Given task: Restate the full set of records exactly, word for word.
* start Supplied material *
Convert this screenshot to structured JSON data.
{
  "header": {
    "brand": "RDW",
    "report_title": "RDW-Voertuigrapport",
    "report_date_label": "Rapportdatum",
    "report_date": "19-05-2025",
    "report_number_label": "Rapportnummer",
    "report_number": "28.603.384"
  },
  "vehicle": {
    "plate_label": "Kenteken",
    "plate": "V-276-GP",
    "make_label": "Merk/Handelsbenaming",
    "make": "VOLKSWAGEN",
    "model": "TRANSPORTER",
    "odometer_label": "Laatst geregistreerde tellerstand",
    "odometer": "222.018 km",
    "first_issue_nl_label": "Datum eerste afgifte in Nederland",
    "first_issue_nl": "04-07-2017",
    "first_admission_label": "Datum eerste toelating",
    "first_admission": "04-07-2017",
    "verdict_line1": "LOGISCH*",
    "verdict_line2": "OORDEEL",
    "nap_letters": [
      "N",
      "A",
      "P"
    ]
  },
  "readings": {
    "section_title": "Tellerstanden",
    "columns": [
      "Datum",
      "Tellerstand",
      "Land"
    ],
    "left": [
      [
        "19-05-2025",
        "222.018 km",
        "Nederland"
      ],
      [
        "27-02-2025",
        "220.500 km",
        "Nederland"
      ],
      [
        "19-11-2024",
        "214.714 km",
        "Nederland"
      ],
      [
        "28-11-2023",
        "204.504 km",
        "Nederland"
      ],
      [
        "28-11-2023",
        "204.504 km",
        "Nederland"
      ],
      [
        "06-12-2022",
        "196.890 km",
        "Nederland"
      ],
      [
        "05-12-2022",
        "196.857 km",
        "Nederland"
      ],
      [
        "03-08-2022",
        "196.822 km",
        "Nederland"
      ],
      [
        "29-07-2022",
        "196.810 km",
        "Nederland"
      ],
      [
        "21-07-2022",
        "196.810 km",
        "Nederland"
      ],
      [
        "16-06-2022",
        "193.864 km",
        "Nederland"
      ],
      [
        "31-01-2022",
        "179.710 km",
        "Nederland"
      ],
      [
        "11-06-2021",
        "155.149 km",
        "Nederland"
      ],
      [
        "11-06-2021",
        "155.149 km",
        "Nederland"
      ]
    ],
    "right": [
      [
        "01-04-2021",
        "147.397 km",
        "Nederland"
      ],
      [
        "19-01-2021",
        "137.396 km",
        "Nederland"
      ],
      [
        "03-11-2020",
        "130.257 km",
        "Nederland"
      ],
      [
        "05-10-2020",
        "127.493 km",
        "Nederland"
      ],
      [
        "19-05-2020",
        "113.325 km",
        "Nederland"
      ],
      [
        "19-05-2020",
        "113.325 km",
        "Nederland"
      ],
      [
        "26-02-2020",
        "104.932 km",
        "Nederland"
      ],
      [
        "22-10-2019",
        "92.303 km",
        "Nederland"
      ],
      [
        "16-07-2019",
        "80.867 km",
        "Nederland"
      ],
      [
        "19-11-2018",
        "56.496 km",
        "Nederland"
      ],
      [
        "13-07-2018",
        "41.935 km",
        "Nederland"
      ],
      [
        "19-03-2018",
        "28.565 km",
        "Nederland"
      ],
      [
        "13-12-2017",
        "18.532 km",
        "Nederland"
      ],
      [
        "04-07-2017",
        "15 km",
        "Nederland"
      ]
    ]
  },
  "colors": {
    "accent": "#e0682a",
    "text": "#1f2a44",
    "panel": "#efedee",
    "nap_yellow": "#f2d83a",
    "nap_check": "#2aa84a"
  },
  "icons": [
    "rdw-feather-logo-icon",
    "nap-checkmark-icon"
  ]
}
* end Supplied material *
Result:
Convert this screenshot to structured JSON data.
{
  "header": {
    "brand": "RDW",
    "report_title": "RDW-Voertuigrapport",
    "report_date_label": "Rapportdatum",
    "report_date": "19-05-2025",
    "report_number_label": "Rapportnummer",
    "report_number": "28.603.384"
  },
  "vehicle": {
    "plate_label": "Kenteken",
    "plate": "V-276-GP",
    "make_label": "Merk/Handelsbenaming",
    "make": "VOLKSWAGEN",
    "model": "TRANSPORTER",
    "odometer_label": "Laatst geregistreerde tellerstand",
    "odometer": "222.018 km",
    "first_issue_nl_label": "Datum eerste afgifte in Nederland",
    "first_issue_nl": "04-07-2017",
    "first_admission_label": "Datum eerste toelating",
    "first_admission": "04-07-2017",
    "verdict_line1": "LOGISCH*",
    "verdict_line2": "OORDEEL",
    "nap_letters": [
      "N",
      "A",
      "P"
    ]
  },
  "readings": {
    "section_title": "Tellerstanden",
    "columns": [
      "Datum",
      "Tellerstand",
      "Land"
    ],
    "left": [
      [
        "19-05-2025",
        "222.018 km",
        "Nederland"
      ],
      [
        "27-02-2025",
        "220.500 km",
        "Nederland"
      ],
      [
        "19-11-2024",
        "214.714 km",
        "Nederland"
      ],
      [
        "28-11-2023",
        "204.504 km",
        "Nederland"
      ],
      [
        "28-11-2023",
        "204.504 km",
        "Nederland"
      ],
      [
        "06-12-2022",
        "196.890 km",
        "Nederland"
      ],
      [
        "05-12-2022",
        "196.857 km",
        "Nederland"
      ],
      [
        "03-08-2022",
        "196.822 km",
        "Nederland"
      ],
      [
        "29-07-2022",
        "196.810 km",
        "Nederland"
      ],
      [
        "21-07-2022",
        "196.810 km",
        "Nederland"
      ],
      [
        "16-06-2022",
        "193.864 km",
        "Nederland"
      ],
      [
        "31-01-2022",
        "179.710 km",
        "Nederland"
      ],
      [
        "11-06-2021",
        "155.149 km",
        "Nederland"
      ],
      [
        "11-06-2021",
        "155.149 km",
        "Nederland"
      ]
    ],
    "right": [
      [
        "01-04-2021",
        "147.397 km",
        "Nederland"
      ],
      [
        "19-01-2021",
        "137.396 km",
        "Nederland"
      ],
      [
        "03-11-2020",
        "130.257 km",
        "Nederland"
      ],
      [
        "05-10-2020",
        "127.493 km",
        "Nederland"
      ],
      [
        "19-05-2020",
        "113.325 km",
        "Nederland"
      ],
      [
        "19-05-2020",
        "113.325 km",
        "Nederland"
      ],
      [
        "26-02-2020",
        "104.932 km",
        "Nederland"
      ],
      [
        "22-10-2019",
        "92.303 km",
        "Nederland"
      ],
      [
        "16-07-2019",
        "80.867 km",
        "Nederland"
      ],
      [
        "19-11-2018",
        "56.496 km",
        "Nederland"
      ],
      [
        "13-07-2018",
        "41.935 km",
        "Nederland"
      ],
      [
        "19-03-2018",
        "28.565 km",
        "Nederland"
      ],
      [
        "13-12-2017",
        "18.532 km",
        "Nederland"
      ],
      [
        "04-07-2017",
        "15 km",
        "Nederland"
      ]
    ]
  },
  "colors": {
    "accent": "#e0682a",
    "text": "#1f2a44",
    "panel": "#efedee",
    "nap_yellow": "#f2d83a",
    "nap_check": "#2aa84a"
  },
  "icons": [
    "rdw-feather-logo-icon",
    "nap-checkmark-icon"
  ]
}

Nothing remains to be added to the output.